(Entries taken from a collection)
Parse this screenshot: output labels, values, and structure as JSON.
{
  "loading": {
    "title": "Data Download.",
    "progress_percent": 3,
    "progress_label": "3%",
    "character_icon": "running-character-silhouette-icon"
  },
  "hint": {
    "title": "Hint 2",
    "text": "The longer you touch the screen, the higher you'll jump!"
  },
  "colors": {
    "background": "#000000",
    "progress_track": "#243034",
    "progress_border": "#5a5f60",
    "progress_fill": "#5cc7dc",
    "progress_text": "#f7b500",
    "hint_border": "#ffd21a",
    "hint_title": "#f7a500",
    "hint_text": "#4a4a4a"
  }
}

Instructions to follow
Without omitting anything, output the entries exactly.

Answer to the exercise
Parse this screenshot: output labels, values, and structure as JSON.
{
  "loading": {
    "title": "Data Download.",
    "progress_percent": 3,
    "progress_label": "3%",
    "character_icon": "running-character-silhouette-icon"
  },
  "hint": {
    "title": "Hint 2",
    "text": "The longer you touch the screen, the higher you'll jump!"
  },
  "colors": {
    "background": "#000000",
    "progress_track": "#243034",
    "progress_border": "#5a5f60",
    "progress_fill": "#5cc7dc",
    "progress_text": "#f7b500",
    "hint_border": "#ffd21a",
    "hint_title": "#f7a500",
    "hint_text": "#4a4a4a"
  }
}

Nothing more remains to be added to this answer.